## REQUIREMENT
The entries are to be returned exactly, with images left out.

## DATA ROWS
++++++++++

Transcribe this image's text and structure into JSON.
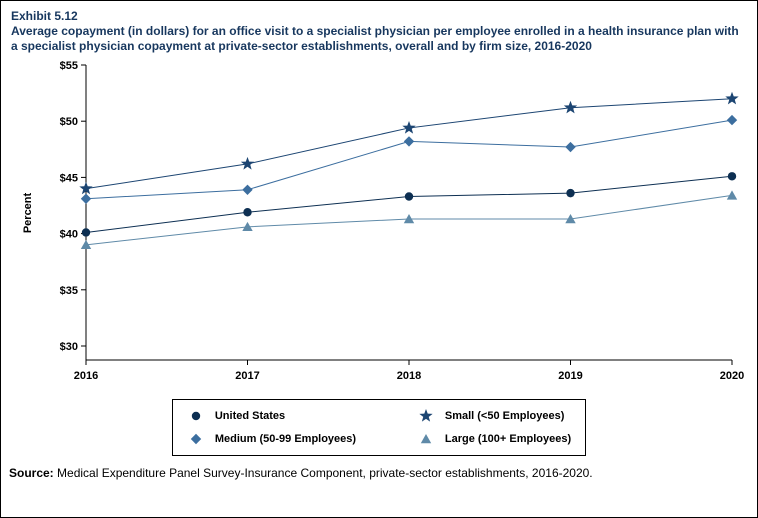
{
  "exhibit": {
    "number": "Exhibit 5.12",
    "title": "Average copayment (in dollars) for an office visit to a specialist physician per employee enrolled in a health insurance plan with a specialist physician copayment at private-sector establishments, overall and by firm size, 2016-2020"
  },
  "colors": {
    "title_text": "#17375e",
    "axis": "#000000"
  },
  "chart_data": {
    "type": "line",
    "title": "",
    "xlabel": "",
    "ylabel": "Percent",
    "x": [
      2016,
      2017,
      2018,
      2019,
      2020
    ],
    "ylim": [
      30,
      55
    ],
    "yticks": [
      30,
      35,
      40,
      45,
      50,
      55
    ],
    "ytick_prefix": "$",
    "grid": false,
    "legend_position": "bottom",
    "series": [
      {
        "name": "United States",
        "marker": "circle",
        "color": "#0d2f52",
        "values": [
          40.1,
          41.9,
          43.3,
          43.6,
          45.1
        ]
      },
      {
        "name": "Small (<50 Employees)",
        "marker": "star",
        "color": "#1c4572",
        "values": [
          44.0,
          46.2,
          49.4,
          51.2,
          52.0
        ]
      },
      {
        "name": "Medium (50-99 Employees)",
        "marker": "diamond",
        "color": "#3c6e9f",
        "values": [
          43.1,
          43.9,
          48.2,
          47.7,
          50.1
        ]
      },
      {
        "name": "Large (100+ Employees)",
        "marker": "triangle",
        "color": "#5f8aa8",
        "values": [
          39.0,
          40.6,
          41.3,
          41.3,
          43.4
        ]
      }
    ]
  },
  "source": {
    "label": "Source:",
    "text": " Medical Expenditure Panel Survey-Insurance Component, private-sector establishments, 2016-2020."
  }
}
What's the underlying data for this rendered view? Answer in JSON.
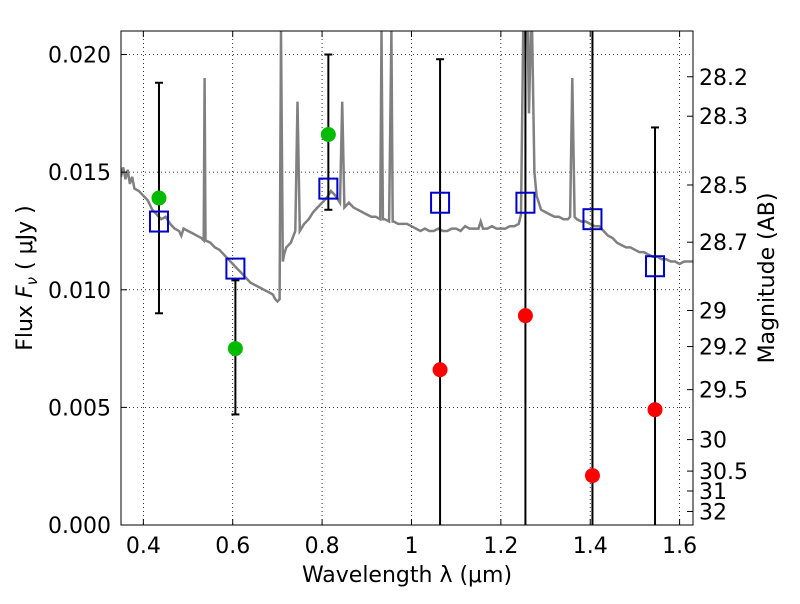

++++++++++

## THE COMPLETED TASK
Transcribe this image's text and structure into JSON.
{
  "exhibit": {
    "number": "Exhibit 5.12",
    "title": "Average copayment (in dollars) for an office visit to a specialist physician per employee enrolled in a health insurance plan with a specialist physician copayment at private-sector establishments, overall and by firm size, 2016-2020"
  },
  "colors": {
    "title_text": "#17375e",
    "axis": "#000000"
  },
  "chart_data": {
    "type": "line",
    "title": "",
    "xlabel": "",
    "ylabel": "Percent",
    "x": [
      2016,
      2017,
      2018,
      2019,
      2020
    ],
    "ylim": [
      30,
      55
    ],
    "yticks": [
      30,
      35,
      40,
      45,
      50,
      55
    ],
    "ytick_prefix": "$",
    "grid": false,
    "legend_position": "bottom",
    "series": [
      {
        "name": "United States",
        "marker": "circle",
        "color": "#0d2f52",
        "values": [
          40.1,
          41.9,
          43.3,
          43.6,
          45.1
        ]
      },
      {
        "name": "Small (<50 Employees)",
        "marker": "star",
        "color": "#1c4572",
        "values": [
          44.0,
          46.2,
          49.4,
          51.2,
          52.0
        ]
      },
      {
        "name": "Medium (50-99 Employees)",
        "marker": "diamond",
        "color": "#3c6e9f",
        "values": [
          43.1,
          43.9,
          48.2,
          47.7,
          50.1
        ]
      },
      {
        "name": "Large (100+ Employees)",
        "marker": "triangle",
        "color": "#5f8aa8",
        "values": [
          39.0,
          40.6,
          41.3,
          41.3,
          43.4
        ]
      }
    ]
  },
  "source": {
    "label": "Source:",
    "text": " Medical Expenditure Panel Survey-Insurance Component, private-sector establishments, 2016-2020."
  }
}
What's the underlying data for this rendered view? Answer in JSON.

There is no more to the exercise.